* [TASK SET]
**a.** In the notes on pointers below, rewrite the paragraph that begins "Each variable (including objects)" more briefly, keeping its main facts.
**b.** Summarize the notes on pointers below in two sentences.

* [DOCUMENT TEXT]
-----

Data Structures — Unit 1 — Pointers and Linked Lists

Reading. Carrano ch 4.

Pointers and dynamic allocation.

Pointers

Computer memory divided into bytes of 8 bits each. (On most kinds of machines.)

Each byte has a unique address. (On most kinds of machine.)

Variables are stored in contiguous bytes.

E.g. on many machines an int requires 4 bytes so bytes 100...103 might contain an int variable x.

Each variable (including objects) has an ``address'' which is the location of that variable's first byte.

E.g. int variable x might have an address of 100.

Pointer values are these addresses

Pointer variables hold these addresses.

Declare two int variables

 int x, y ;
Declare a pointer variable
 int *p ; 

Assign p to hold the address of x.

 p = & x ; // Assign the address of x to p       

Now x can be referred to either as x or as *p

*p = 0 ; // Assign 0 to x
y = *p ; // Assign 0 to y

Pointer variables can be reassigned to.

p = & y ; // Assign the address of y to p
*p = 1 ; // Assign 1 to y  

Dynamically allocated variables

C++ variables can be classified according to life-time: Static, Stack, Heap.

Static

Static variables exist throughout execution of the program.

Includes any variable declared outside of any function: E.g.

int i = 0 ;
void foo() { i = i+1 ; }

Stack

Stack variables exist from their point of declaration until the end of the block smallest block that contains their declaration.

int bar( ) {
    int i = 0 ; // i is created here
    {   int j = 13 ; // j is created here.
        i = i + j ;
    } // j is destroyed here
    i = i + 1 ;
    return i ; // i is destroyed here } 

The memory that was used by i might be reused later for some other variable.

Next time bar is called , i might have a different address.

Heap or "dynamically allocated"

Heap variables are created and destroyed under program control.

Dynamically allocated variables do not have names!

But they do have addresses.

Thus they must be referred to by using pointers

// Declare a pointer to integer.
    int *p ;
// Create a new variable and assign its address to p. 
    p = new(nothrow) int ;
// Assign 21 to the new variable. 
    *p = 21 ;
// Print 21. 
    cout << *p ; 

Running out of space.

-----

* [MATERIAL SUPPLIED]

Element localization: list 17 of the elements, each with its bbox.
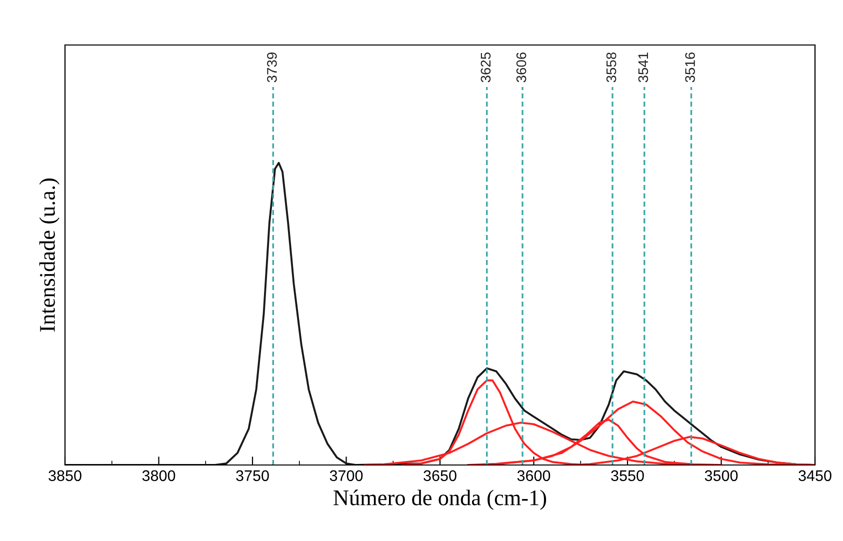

-----

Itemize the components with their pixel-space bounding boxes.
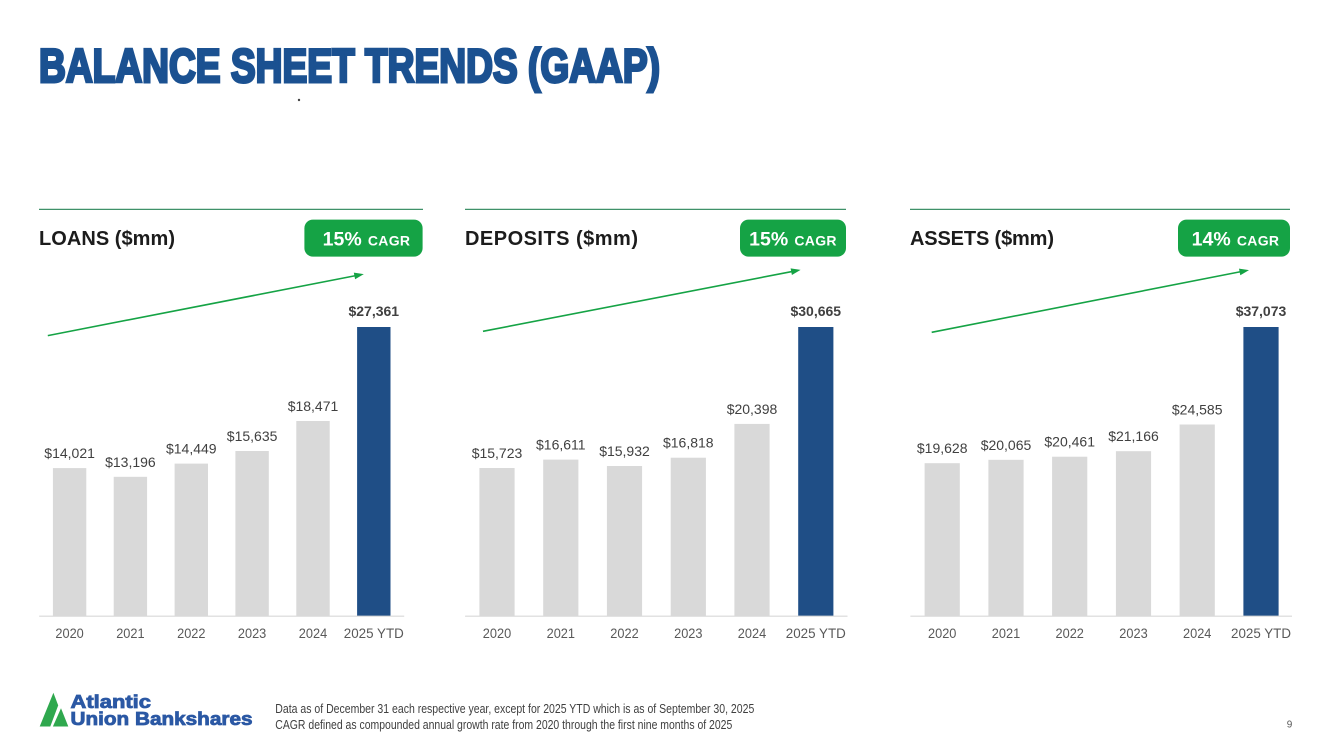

-----

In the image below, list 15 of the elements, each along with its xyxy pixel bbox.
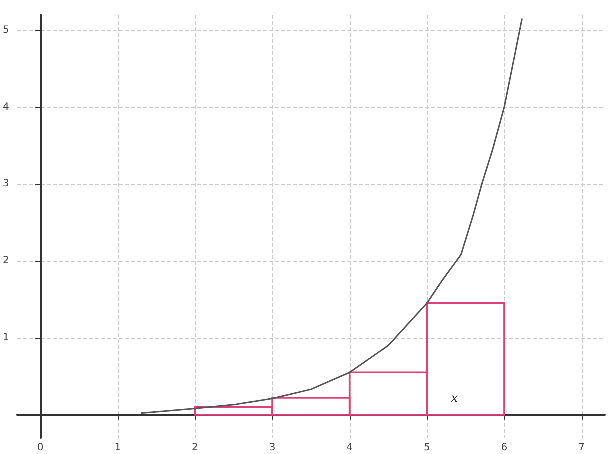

-----

* [ANSWERS TO THE EXERCISES]
**a.** Every variable, objects included, has an address: the location of its first byte.

**b.** On most machines, memory is divided into bytes with unique addresses; a variable's address is the location of its first byte, and pointer variables hold such addresses, so x can be referred to as *p. C++ variables are classified by lifetime as static, stack or heap, and heap variables, which are created and destroyed under program control and have no names, must be referred to by using pointers.